** start of Given data **

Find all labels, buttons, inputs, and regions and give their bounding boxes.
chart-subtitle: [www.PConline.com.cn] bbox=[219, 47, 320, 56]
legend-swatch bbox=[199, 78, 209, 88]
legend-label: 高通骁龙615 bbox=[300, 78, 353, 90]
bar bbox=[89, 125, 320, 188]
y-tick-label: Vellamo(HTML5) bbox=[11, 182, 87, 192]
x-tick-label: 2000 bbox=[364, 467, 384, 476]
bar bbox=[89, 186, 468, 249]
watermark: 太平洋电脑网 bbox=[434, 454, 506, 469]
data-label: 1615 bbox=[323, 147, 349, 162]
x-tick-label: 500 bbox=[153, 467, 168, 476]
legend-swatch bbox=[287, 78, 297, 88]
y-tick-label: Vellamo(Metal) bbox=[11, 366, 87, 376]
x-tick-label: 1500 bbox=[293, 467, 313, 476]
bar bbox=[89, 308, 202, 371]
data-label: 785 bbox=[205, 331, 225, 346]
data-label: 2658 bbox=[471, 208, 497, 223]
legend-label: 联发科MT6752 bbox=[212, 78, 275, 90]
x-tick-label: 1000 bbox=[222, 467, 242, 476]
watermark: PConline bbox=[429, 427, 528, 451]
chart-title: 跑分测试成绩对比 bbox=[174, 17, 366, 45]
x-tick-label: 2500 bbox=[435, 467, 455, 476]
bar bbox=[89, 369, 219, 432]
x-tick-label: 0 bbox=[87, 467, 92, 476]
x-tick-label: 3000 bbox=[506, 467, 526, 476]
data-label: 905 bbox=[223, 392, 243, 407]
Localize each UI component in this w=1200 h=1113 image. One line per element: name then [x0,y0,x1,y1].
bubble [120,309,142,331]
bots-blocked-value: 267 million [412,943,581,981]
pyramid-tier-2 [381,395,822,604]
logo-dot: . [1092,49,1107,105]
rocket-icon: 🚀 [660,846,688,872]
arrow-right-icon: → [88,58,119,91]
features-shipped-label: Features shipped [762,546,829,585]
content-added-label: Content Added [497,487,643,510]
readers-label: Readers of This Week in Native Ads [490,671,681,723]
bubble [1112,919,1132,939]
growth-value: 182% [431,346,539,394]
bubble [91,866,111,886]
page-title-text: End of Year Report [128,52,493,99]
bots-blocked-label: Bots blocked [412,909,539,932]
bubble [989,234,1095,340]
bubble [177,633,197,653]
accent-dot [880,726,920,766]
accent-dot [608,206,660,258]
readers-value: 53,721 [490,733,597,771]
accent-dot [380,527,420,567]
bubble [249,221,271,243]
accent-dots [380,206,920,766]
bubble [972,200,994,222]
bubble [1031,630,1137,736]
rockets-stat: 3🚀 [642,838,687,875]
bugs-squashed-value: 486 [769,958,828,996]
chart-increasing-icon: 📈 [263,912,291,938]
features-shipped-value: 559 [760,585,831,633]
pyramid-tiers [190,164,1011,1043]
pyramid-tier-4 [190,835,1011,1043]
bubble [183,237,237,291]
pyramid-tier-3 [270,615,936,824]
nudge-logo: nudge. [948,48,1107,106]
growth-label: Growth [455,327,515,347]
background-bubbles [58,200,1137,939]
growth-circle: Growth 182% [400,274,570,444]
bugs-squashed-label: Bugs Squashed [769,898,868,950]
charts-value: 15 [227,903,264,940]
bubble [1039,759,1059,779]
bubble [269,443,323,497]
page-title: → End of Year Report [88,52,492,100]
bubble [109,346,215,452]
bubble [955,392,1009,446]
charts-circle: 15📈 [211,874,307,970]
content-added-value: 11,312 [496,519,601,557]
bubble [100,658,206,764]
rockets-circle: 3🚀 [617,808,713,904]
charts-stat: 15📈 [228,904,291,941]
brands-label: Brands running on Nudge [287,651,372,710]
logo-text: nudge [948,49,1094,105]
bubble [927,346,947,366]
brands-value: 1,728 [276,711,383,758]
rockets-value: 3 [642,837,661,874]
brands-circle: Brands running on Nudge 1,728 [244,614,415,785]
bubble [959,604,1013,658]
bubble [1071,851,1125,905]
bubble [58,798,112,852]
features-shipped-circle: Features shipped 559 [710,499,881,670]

** end of Given data **

> **Short task**: Put every line of the entries above into a Markdown table with the columns Row and Line. Number the rows in order and skip any blank lines.

> **Response**:
| Row | Line |
|---|---|
| 1 | Find all labels, buttons, inputs, and regions and give their bounding boxes. |
| 2 | chart-subtitle: [www.PConline.com.cn] bbox=[219, 47, 320, 56] |
| 3 | legend-swatch bbox=[199, 78, 209, 88] |
| 4 | legend-label: 高通骁龙615 bbox=[300, 78, 353, 90] |
| 5 | bar bbox=[89, 125, 320, 188] |
| 6 | y-tick-label: Vellamo(HTML5) bbox=[11, 182, 87, 192] |
| 7 | x-tick-label: 2000 bbox=[364, 467, 384, 476] |
| 8 | bar bbox=[89, 186, 468, 249] |
| 9 | watermark: 太平洋电脑网 bbox=[434, 454, 506, 469] |
| 10 | data-label: 1615 bbox=[323, 147, 349, 162] |
| 11 | x-tick-label: 500 bbox=[153, 467, 168, 476] |
| 12 | legend-swatch bbox=[287, 78, 297, 88] |
| 13 | y-tick-label: Vellamo(Metal) bbox=[11, 366, 87, 376] |
| 14 | x-tick-label: 1500 bbox=[293, 467, 313, 476] |
| 15 | bar bbox=[89, 308, 202, 371] |
| 16 | data-label: 785 bbox=[205, 331, 225, 346] |
| 17 | data-label: 2658 bbox=[471, 208, 497, 223] |
| 18 | legend-label: 联发科MT6752 bbox=[212, 78, 275, 90] |
| 19 | x-tick-label: 1000 bbox=[222, 467, 242, 476] |
| 20 | watermark: PConline bbox=[429, 427, 528, 451] |
| 21 | chart-title: 跑分测试成绩对比 bbox=[174, 17, 366, 45] |
| 22 | x-tick-label: 2500 bbox=[435, 467, 455, 476] |
| 23 | bar bbox=[89, 369, 219, 432] |
| 24 | x-tick-label: 0 bbox=[87, 467, 92, 476] |
| 25 | x-tick-label: 3000 bbox=[506, 467, 526, 476] |
| 26 | data-label: 905 bbox=[223, 392, 243, 407] |
| 27 | Localize each UI component in this w=1200 h=1113 image. One line per element: name then [x0,y0,x1,y1]. |
| 28 | bubble [120,309,142,331] |
| 29 | bots-blocked-value: 267 million [412,943,581,981] |
| 30 | pyramid-tier-2 [381,395,822,604] |
| 31 | logo-dot: . [1092,49,1107,105] |
| 32 | rocket-icon: 🚀 [660,846,688,872] |
| 33 | arrow-right-icon: → [88,58,119,91] |
| 34 | features-shipped-label: Features shipped [762,546,829,585] |
| 35 | content-added-label: Content Added [497,487,643,510] |
| 36 | readers-label: Readers of This Week in Native Ads [490,671,681,723] |
| 37 | bubble [1112,919,1132,939] |
| 38 | growth-value: 182% [431,346,539,394] |
| 39 | bubble [91,866,111,886] |
| 40 | page-title-text: End of Year Report [128,52,493,99] |
| 41 | bots-blocked-label: Bots blocked [412,909,539,932] |
| 42 | bubble [989,234,1095,340] |
| 43 | bubble [177,633,197,653] |
| 44 | accent-dot [880,726,920,766] |
| 45 | accent-dot [608,206,660,258] |
| 46 | readers-value: 53,721 [490,733,597,771] |
| 47 | accent-dot [380,527,420,567] |
| 48 | bubble [249,221,271,243] |
| 49 | accent-dots [380,206,920,766] |
| 50 | bubble [972,200,994,222] |
| 51 | bubble [1031,630,1137,736] |
| 52 | rockets-stat: 3🚀 [642,838,687,875] |
| 53 | bugs-squashed-value: 486 [769,958,828,996] |
| 54 | chart-increasing-icon: 📈 [263,912,291,938] |
| 55 | features-shipped-value: 559 [760,585,831,633] |
| 56 | pyramid-tiers [190,164,1011,1043] |
| 57 | pyramid-tier-4 [190,835,1011,1043] |
| 58 | bubble [183,237,237,291] |
| 59 | pyramid-tier-3 [270,615,936,824] |
| 60 | nudge-logo: nudge. [948,48,1107,106] |
| 61 | growth-label: Growth [455,327,515,347] |
| 62 | background-bubbles [58,200,1137,939] |
| 63 | growth-circle: Growth 182% [400,274,570,444] |
| 64 | bugs-squashed-label: Bugs Squashed [769,898,868,950] |
| 65 | charts-value: 15 [227,903,264,940] |
| 66 | bubble [1039,759,1059,779] |
| 67 | bubble [269,443,323,497] |
| 68 | page-title: → End of Year Report [88,52,492,100] |
| 69 | bubble [109,346,215,452] |
| 70 | bubble [955,392,1009,446] |
| 71 | charts-circle: 15📈 [211,874,307,970] |
| 72 | content-added-value: 11,312 [496,519,601,557] |
| 73 | bubble [100,658,206,764] |
| 74 | rockets-circle: 3🚀 [617,808,713,904] |
| 75 | charts-stat: 15📈 [228,904,291,941] |
| 76 | brands-label: Brands running on Nudge [287,651,372,710] |
| 77 | logo-text: nudge [948,49,1094,105] |
| 78 | bubble [927,346,947,366] |
| 79 | brands-value: 1,728 [276,711,383,758] |
| 80 | rockets-value: 3 [642,837,661,874] |
| 81 | brands-circle: Brands running on Nudge 1,728 [244,614,415,785] |
| 82 | bubble [959,604,1013,658] |
| 83 | bubble [1071,851,1125,905] |
| 84 | bubble [58,798,112,852] |
| 85 | features-shipped-circle: Features shipped 559 [710,499,881,670] |